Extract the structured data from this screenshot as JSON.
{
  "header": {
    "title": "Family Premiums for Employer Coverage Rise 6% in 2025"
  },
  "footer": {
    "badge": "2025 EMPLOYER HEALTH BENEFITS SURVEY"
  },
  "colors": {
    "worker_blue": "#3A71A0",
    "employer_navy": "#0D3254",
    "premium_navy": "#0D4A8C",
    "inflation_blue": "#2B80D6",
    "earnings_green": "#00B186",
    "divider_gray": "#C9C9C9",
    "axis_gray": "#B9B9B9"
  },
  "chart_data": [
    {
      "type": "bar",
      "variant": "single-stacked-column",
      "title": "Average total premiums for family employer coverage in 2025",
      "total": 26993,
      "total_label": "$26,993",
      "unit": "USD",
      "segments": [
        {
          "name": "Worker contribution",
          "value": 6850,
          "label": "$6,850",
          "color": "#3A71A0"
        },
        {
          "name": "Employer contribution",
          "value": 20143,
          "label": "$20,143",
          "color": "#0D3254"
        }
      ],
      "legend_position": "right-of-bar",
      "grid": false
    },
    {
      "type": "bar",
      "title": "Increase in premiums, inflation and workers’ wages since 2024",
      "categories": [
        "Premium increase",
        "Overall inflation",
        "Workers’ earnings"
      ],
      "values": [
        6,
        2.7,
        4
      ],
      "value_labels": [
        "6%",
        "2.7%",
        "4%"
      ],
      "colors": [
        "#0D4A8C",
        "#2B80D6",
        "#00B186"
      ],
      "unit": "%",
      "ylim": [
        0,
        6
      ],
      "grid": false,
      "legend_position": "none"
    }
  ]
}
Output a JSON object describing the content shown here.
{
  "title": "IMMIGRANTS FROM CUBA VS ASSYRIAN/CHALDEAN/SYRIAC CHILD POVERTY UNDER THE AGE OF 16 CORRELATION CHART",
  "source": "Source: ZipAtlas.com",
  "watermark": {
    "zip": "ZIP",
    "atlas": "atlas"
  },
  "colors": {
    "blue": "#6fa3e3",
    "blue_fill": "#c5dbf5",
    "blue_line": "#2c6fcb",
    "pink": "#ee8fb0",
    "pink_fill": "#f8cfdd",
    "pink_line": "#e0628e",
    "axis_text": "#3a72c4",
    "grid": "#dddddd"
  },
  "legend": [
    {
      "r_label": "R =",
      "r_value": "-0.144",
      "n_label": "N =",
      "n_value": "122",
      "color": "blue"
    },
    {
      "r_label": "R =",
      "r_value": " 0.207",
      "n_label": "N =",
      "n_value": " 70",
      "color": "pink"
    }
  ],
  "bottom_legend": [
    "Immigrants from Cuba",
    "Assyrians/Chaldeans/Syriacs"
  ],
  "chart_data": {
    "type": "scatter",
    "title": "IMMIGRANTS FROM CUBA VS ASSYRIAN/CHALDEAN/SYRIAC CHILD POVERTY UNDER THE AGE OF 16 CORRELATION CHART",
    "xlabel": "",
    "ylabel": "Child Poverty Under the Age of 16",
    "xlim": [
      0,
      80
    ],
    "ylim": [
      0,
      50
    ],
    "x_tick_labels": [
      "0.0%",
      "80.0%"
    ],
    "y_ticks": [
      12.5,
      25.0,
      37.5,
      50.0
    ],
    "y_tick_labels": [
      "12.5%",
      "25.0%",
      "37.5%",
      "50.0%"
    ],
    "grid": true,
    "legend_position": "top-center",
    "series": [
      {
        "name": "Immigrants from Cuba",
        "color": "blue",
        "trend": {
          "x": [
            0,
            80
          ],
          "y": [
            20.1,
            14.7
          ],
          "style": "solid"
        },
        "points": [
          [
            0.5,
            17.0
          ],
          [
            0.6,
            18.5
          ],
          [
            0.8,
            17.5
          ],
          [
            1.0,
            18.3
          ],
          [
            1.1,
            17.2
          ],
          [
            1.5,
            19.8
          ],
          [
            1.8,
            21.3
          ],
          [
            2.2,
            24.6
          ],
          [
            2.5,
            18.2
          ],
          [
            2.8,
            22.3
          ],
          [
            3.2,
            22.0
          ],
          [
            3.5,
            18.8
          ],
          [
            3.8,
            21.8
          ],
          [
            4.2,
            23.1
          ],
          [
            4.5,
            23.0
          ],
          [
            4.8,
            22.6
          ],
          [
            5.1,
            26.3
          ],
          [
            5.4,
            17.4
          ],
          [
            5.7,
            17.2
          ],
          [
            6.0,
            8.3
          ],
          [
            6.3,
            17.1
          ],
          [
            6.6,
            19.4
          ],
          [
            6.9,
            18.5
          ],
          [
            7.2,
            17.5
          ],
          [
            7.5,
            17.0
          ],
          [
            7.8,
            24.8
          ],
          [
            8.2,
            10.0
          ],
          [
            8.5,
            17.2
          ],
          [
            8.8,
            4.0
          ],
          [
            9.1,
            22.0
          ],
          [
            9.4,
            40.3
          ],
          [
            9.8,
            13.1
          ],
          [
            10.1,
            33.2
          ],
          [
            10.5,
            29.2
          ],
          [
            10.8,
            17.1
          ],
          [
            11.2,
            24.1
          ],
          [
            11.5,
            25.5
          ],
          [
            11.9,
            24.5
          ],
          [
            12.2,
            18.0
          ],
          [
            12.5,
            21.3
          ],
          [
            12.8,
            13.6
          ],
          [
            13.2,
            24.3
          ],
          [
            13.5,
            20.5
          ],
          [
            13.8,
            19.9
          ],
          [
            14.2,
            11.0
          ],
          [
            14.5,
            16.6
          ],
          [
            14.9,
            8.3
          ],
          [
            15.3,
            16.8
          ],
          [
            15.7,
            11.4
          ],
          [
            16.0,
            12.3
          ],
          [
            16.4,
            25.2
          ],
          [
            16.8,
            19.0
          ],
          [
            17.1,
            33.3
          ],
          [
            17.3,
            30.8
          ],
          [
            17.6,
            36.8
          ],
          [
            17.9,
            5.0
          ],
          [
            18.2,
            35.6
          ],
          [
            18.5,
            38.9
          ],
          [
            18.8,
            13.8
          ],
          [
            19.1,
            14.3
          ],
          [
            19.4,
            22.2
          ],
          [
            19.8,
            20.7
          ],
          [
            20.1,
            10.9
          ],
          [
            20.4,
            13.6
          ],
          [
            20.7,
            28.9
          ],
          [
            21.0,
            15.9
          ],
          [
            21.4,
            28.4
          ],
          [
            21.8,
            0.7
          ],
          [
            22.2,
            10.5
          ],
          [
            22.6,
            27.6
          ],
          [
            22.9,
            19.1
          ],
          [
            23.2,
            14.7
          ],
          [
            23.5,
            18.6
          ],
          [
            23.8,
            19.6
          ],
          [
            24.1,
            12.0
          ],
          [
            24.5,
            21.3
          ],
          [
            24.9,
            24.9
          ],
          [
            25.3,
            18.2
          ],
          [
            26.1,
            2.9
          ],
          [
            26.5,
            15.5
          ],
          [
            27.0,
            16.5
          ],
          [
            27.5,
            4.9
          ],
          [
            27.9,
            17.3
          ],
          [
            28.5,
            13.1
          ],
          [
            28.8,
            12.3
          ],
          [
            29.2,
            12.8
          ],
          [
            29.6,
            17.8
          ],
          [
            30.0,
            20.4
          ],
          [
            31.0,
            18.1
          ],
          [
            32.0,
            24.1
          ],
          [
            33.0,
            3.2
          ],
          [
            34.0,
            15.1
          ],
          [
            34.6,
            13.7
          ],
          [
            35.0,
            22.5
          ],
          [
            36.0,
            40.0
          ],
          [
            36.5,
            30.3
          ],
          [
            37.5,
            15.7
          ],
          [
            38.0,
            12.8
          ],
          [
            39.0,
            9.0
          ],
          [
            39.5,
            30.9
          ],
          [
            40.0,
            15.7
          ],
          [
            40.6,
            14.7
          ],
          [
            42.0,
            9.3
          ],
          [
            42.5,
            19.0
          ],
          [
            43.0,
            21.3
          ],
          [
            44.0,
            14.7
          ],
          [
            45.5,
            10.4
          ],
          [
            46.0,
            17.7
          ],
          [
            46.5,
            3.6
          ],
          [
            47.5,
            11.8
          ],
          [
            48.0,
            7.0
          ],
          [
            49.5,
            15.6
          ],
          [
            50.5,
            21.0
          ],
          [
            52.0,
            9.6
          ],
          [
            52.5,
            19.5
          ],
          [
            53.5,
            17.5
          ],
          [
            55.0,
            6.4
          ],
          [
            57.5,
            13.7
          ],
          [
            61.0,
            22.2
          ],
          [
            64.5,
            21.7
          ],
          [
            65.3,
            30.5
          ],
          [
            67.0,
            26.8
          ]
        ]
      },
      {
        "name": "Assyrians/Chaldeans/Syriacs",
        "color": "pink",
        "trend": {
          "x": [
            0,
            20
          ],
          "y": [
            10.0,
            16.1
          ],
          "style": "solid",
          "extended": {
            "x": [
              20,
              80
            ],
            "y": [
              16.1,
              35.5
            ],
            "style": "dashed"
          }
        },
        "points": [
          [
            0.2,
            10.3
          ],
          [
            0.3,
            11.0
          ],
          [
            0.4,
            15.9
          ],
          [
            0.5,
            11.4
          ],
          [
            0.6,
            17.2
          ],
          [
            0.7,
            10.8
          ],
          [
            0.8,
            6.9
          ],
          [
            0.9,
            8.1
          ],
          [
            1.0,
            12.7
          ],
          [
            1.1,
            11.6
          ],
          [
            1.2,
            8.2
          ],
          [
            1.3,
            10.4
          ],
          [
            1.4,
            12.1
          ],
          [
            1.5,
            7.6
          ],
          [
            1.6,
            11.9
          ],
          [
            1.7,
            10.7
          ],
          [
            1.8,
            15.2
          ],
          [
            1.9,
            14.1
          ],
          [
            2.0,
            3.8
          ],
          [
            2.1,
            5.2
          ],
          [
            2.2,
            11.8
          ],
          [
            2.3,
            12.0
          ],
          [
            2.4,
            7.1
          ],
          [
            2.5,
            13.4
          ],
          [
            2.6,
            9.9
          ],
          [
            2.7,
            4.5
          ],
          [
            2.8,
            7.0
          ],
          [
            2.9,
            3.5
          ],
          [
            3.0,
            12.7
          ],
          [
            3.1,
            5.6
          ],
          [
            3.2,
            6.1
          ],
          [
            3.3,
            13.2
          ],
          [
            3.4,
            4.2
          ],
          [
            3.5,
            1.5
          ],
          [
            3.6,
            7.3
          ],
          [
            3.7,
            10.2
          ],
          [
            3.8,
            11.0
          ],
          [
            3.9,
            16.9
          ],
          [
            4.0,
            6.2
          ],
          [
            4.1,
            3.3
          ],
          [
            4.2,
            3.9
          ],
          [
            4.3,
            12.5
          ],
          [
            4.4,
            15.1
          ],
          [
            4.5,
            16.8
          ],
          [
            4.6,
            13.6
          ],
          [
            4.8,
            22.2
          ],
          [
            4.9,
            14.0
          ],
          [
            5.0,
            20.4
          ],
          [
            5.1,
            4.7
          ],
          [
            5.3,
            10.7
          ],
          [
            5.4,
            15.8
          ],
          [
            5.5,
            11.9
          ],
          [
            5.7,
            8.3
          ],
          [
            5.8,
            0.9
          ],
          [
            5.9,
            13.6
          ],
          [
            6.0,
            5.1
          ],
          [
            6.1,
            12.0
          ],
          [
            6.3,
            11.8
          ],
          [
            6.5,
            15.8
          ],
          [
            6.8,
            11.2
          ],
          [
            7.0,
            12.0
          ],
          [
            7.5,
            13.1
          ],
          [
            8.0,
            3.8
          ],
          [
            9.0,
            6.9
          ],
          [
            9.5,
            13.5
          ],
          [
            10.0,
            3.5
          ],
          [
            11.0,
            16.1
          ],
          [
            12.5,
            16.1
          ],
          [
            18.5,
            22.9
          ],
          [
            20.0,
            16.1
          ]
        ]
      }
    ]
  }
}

● ● ● ● ●

WRITTEN INSTRUCTION - Pull out all lines from the entries above in which the word "Chaldeans" appears.

RESULT FOR THIS EXERCISE -
    "Assyrians/Chaldeans/Syriacs"
        "name": "Assyrians/Chaldeans/Syriacs",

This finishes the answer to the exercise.